• Work to be completed:
Provide only the number of lines where "Units" occurs.

[Start Dataset excerpts]

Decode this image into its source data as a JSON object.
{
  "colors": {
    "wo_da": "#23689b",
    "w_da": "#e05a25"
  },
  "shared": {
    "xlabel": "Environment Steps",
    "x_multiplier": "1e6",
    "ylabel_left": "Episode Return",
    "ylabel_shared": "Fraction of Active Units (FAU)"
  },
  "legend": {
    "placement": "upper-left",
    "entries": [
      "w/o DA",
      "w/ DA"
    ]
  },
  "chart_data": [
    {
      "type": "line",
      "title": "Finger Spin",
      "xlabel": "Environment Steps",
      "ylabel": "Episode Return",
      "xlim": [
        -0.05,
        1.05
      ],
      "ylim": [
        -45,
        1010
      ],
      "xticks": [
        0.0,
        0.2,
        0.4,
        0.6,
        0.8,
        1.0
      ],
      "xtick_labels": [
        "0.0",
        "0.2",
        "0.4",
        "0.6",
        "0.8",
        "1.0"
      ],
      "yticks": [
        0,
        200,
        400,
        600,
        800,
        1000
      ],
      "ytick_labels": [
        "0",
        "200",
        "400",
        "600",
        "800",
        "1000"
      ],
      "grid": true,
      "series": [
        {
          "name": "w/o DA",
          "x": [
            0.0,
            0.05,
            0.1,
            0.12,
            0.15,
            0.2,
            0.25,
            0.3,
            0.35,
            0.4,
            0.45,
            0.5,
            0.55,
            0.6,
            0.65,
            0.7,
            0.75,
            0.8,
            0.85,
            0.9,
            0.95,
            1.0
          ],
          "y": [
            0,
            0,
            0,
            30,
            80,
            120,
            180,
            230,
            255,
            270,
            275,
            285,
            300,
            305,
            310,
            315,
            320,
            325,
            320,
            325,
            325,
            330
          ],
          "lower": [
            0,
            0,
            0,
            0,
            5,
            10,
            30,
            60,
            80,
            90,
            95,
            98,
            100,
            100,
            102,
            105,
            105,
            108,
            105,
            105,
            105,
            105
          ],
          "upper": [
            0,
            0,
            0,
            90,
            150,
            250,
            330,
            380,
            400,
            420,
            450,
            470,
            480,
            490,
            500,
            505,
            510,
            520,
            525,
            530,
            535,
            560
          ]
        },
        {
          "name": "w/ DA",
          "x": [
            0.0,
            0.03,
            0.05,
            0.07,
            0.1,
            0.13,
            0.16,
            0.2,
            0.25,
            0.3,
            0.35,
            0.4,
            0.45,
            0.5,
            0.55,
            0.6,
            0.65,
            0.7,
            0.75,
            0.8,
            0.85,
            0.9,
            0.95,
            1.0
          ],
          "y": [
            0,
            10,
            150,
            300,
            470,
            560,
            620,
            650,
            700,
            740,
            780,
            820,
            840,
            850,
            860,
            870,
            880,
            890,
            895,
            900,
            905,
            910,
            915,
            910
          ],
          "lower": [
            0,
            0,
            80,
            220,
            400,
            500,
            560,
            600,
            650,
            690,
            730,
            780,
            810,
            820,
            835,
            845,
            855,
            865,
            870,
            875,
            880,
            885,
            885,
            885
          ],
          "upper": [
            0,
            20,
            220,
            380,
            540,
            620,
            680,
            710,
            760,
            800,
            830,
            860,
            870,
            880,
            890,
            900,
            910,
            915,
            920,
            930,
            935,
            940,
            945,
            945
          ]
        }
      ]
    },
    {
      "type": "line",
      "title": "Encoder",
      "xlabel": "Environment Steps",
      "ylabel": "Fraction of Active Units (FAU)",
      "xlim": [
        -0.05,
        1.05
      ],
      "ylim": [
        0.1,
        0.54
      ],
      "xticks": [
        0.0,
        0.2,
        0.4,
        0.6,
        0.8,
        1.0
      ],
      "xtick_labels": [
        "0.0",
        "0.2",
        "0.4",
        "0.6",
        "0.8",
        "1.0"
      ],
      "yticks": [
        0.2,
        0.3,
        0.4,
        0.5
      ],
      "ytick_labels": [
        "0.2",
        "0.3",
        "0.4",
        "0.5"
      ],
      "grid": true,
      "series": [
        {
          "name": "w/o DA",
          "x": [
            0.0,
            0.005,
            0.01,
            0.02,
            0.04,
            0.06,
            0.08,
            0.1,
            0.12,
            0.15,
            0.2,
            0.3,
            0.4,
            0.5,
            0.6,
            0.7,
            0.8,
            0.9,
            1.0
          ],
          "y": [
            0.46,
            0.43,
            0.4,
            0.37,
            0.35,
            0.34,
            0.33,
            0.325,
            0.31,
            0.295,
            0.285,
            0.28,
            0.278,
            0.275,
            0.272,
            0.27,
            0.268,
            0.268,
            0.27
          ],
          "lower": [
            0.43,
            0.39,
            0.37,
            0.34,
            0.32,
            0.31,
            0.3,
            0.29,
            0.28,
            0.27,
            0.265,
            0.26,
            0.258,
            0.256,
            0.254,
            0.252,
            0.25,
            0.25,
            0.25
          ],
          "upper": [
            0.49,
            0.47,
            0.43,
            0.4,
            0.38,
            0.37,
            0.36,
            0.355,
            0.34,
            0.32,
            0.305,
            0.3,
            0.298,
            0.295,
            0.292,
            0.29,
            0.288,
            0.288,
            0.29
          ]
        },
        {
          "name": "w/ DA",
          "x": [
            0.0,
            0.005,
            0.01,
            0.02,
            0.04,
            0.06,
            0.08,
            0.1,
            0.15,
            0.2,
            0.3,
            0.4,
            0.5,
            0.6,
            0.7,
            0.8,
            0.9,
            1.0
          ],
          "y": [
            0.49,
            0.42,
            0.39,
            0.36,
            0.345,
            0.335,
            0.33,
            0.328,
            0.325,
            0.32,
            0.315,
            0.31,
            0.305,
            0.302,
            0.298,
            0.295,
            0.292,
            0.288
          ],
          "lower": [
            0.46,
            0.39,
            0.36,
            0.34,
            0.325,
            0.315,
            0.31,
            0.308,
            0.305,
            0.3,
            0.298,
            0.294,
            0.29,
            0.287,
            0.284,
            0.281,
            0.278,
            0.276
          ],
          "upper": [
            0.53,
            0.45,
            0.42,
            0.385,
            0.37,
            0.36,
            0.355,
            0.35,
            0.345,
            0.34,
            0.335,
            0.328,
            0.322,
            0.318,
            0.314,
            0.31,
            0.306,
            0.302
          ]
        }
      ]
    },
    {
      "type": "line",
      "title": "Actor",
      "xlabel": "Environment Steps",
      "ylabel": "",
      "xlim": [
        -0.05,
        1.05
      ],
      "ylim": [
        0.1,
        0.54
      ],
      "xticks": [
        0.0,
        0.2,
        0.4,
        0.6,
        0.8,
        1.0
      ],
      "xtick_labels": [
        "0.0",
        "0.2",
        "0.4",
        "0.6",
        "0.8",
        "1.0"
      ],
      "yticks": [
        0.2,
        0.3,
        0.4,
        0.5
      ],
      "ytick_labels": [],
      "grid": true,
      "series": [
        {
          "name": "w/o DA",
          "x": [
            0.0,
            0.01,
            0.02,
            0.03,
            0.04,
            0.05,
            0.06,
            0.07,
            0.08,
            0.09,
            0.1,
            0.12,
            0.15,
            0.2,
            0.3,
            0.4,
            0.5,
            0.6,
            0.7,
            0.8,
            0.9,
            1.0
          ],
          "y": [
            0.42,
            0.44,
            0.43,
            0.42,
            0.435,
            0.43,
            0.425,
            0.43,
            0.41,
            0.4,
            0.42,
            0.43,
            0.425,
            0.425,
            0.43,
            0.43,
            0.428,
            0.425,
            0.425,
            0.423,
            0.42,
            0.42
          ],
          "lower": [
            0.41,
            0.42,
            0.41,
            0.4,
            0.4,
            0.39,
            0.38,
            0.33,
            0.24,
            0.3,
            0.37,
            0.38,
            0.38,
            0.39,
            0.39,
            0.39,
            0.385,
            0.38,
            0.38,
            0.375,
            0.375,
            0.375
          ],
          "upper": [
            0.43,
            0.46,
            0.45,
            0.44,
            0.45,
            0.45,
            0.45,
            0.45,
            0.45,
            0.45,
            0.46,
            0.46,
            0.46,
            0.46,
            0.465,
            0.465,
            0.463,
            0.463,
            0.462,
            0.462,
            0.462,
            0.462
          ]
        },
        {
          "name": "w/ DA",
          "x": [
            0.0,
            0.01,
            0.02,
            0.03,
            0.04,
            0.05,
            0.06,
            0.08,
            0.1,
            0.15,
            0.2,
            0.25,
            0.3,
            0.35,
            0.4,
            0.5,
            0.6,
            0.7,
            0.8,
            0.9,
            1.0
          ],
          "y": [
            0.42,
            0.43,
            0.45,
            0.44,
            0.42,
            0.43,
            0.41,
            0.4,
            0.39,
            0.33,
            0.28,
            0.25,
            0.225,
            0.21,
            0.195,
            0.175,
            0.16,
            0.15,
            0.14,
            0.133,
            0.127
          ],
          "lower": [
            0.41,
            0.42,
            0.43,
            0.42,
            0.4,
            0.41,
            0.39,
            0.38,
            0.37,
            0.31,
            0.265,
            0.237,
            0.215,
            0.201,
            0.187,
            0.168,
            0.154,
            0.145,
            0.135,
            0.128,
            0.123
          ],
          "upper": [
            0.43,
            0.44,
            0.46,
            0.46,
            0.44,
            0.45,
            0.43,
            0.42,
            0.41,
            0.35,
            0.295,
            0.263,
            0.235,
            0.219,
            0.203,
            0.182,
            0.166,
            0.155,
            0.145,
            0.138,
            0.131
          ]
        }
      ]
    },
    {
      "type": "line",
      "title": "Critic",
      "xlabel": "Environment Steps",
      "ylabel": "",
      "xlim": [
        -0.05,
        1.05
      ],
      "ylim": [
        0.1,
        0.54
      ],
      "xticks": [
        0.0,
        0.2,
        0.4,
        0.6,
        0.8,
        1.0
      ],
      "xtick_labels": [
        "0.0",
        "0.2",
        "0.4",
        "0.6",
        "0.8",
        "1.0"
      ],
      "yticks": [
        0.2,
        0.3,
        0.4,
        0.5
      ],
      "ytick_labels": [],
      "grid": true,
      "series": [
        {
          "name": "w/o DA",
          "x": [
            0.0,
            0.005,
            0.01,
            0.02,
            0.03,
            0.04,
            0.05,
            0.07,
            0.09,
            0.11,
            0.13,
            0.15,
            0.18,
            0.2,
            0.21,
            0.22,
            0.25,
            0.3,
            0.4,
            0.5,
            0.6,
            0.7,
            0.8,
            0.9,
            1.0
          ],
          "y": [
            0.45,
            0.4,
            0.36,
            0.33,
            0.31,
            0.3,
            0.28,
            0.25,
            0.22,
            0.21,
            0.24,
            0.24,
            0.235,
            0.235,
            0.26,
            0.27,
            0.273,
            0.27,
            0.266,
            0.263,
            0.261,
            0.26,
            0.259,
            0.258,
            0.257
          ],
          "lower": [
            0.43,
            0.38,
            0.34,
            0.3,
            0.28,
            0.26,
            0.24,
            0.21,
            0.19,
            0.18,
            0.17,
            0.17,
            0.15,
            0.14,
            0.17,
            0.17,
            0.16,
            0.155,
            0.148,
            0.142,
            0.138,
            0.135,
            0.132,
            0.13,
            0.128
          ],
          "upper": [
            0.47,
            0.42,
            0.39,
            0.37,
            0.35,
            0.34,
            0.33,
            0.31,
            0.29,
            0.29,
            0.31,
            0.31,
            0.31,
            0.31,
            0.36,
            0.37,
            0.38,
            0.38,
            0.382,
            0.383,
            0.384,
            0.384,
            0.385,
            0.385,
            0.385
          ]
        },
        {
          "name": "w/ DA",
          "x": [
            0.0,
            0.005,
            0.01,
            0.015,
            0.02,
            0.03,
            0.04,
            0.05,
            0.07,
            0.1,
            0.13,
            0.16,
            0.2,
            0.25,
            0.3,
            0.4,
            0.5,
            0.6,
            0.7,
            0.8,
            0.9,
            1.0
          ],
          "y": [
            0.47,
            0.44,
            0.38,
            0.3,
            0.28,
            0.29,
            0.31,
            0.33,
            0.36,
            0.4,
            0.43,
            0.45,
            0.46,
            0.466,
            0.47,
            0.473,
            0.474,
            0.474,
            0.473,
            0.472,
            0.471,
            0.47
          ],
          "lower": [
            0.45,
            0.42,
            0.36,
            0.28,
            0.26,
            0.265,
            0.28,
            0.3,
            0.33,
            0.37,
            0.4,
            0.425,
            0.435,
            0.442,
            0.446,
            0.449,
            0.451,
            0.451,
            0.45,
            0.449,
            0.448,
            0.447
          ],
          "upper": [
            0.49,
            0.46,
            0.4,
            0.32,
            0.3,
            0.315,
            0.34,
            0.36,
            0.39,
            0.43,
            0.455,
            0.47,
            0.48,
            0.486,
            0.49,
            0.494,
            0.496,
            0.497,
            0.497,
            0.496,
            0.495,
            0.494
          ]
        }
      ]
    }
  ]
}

[End Dataset excerpts]

• Written response:
2